INSTRUCTION:
Your task is to retype each line of the data below exactly.

## Begin INFORMATION GIVEN

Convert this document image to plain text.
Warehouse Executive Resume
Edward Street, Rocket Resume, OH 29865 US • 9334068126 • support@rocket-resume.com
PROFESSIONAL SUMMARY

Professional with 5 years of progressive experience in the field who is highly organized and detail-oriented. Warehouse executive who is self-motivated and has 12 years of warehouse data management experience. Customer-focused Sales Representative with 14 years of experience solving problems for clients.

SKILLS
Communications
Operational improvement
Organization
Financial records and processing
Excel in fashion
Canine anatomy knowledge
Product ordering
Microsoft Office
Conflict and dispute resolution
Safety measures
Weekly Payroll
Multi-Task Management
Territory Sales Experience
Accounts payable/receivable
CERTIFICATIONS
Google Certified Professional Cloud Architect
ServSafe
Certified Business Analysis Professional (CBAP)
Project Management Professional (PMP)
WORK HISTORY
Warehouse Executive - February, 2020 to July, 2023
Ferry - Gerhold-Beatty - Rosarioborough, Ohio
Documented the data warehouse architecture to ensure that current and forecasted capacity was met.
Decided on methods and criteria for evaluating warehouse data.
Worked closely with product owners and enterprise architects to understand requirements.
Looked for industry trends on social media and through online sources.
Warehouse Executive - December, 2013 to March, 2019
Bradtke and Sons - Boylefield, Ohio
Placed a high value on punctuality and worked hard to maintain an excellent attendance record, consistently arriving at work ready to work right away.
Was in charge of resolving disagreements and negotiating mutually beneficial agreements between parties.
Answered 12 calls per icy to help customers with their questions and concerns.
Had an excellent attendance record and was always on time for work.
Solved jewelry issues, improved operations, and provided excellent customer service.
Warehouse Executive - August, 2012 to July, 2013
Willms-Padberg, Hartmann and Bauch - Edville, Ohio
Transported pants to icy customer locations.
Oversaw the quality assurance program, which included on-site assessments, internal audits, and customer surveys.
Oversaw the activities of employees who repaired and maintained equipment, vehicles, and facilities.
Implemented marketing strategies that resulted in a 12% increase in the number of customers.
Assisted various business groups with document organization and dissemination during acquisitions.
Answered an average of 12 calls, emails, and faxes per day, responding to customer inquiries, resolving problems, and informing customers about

## End INFORMATION GIVEN

FINAL RESULT:
Convert this document image to plain text.
Warehouse Executive Resume
Edward Street, Rocket Resume, OH 29865 US • 9334068126 • support@rocket-resume.com
PROFESSIONAL SUMMARY

Professional with 5 years of progressive experience in the field who is highly organized and detail-oriented. Warehouse executive who is self-motivated and has 12 years of warehouse data management experience. Customer-focused Sales Representative with 14 years of experience solving problems for clients.

SKILLS
Communications
Operational improvement
Organization
Financial records and processing
Excel in fashion
Canine anatomy knowledge
Product ordering
Microsoft Office
Conflict and dispute resolution
Safety measures
Weekly Payroll
Multi-Task Management
Territory Sales Experience
Accounts payable/receivable
CERTIFICATIONS
Google Certified Professional Cloud Architect
ServSafe
Certified Business Analysis Professional (CBAP)
Project Management Professional (PMP)
WORK HISTORY
Warehouse Executive - February, 2020 to July, 2023
Ferry - Gerhold-Beatty - Rosarioborough, Ohio
Documented the data warehouse architecture to ensure that current and forecasted capacity was met.
Decided on methods and criteria for evaluating warehouse data.
Worked closely with product owners and enterprise architects to understand requirements.
Looked for industry trends on social media and through online sources.
Warehouse Executive - December, 2013 to March, 2019
Bradtke and Sons - Boylefield, Ohio
Placed a high value on punctuality and worked hard to maintain an excellent attendance record, consistently arriving at work ready to work right away.
Was in charge of resolving disagreements and negotiating mutually beneficial agreements between parties.
Answered 12 calls per icy to help customers with their questions and concerns.
Had an excellent attendance record and was always on time for work.
Solved jewelry issues, improved operations, and provided excellent customer service.
Warehouse Executive - August, 2012 to July, 2013
Willms-Padberg, Hartmann and Bauch - Edville, Ohio
Transported pants to icy customer locations.
Oversaw the quality assurance program, which included on-site assessments, internal audits, and customer surveys.
Oversaw the activities of employees who repaired and maintained equipment, vehicles, and facilities.
Implemented marketing strategies that resulted in a 12% increase in the number of customers.
Assisted various business groups with document organization and dissemination during acquisitions.
Answered an average of 12 calls, emails, and faxes per day, responding to customer inquiries, resolving problems, and informing customers about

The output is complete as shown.